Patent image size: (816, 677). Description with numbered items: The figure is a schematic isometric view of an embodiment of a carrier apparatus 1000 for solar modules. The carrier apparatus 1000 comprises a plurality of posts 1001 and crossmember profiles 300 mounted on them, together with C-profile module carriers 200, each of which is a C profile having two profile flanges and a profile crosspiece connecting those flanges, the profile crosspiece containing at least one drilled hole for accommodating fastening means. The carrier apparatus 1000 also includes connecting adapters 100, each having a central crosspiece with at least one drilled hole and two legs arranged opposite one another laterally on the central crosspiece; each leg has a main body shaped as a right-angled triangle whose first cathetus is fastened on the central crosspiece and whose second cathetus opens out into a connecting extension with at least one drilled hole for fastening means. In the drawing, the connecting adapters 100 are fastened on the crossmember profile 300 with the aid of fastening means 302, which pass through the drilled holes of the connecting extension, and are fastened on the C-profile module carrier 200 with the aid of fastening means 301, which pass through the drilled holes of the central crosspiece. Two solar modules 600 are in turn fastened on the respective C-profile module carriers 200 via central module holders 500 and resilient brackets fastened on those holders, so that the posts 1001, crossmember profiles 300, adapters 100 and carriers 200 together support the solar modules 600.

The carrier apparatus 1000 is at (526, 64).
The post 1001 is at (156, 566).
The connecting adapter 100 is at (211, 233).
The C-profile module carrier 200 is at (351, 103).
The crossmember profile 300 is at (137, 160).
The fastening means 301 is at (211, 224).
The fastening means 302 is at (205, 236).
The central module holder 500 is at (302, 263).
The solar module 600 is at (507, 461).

..............................

■ **GOAL**
Can you write out every item above again, word for word?

■ **ANSWER TO THIS EXERCISE**
Patent image size: (816, 677). Description with numbered items: The figure is a schematic isometric view of an embodiment of a carrier apparatus 1000 for solar modules. The carrier apparatus 1000 comprises a plurality of posts 1001 and crossmember profiles 300 mounted on them, together with C-profile module carriers 200, each of which is a C profile having two profile flanges and a profile crosspiece connecting those flanges, the profile crosspiece containing at least one drilled hole for accommodating fastening means. The carrier apparatus 1000 also includes connecting adapters 100, each having a central crosspiece with at least one drilled hole and two legs arranged opposite one another laterally on the central crosspiece; each leg has a main body shaped as a right-angled triangle whose first cathetus is fastened on the central crosspiece and whose second cathetus opens out into a connecting extension with at least one drilled hole for fastening means. In the drawing, the connecting adapters 100 are fastened on the crossmember profile 300 with the aid of fastening means 302, which pass through the drilled holes of the connecting extension, and are fastened on the C-profile module carrier 200 with the aid of fastening means 301, which pass through the drilled holes of the central crosspiece. Two solar modules 600 are in turn fastened on the respective C-profile module carriers 200 via central module holders 500 and resilient brackets fastened on those holders, so that the posts 1001, crossmember profiles 300, adapters 100 and carriers 200 together support the solar modules 600.

The carrier apparatus 1000 is at (526, 64).
The post 1001 is at (156, 566).
The connecting adapter 100 is at (211, 233).
The C-profile module carrier 200 is at (351, 103).
The crossmember profile 300 is at (137, 160).
The fastening means 301 is at (211, 224).
The fastening means 302 is at (205, 236).
The central module holder 500 is at (302, 263).
The solar module 600 is at (507, 461).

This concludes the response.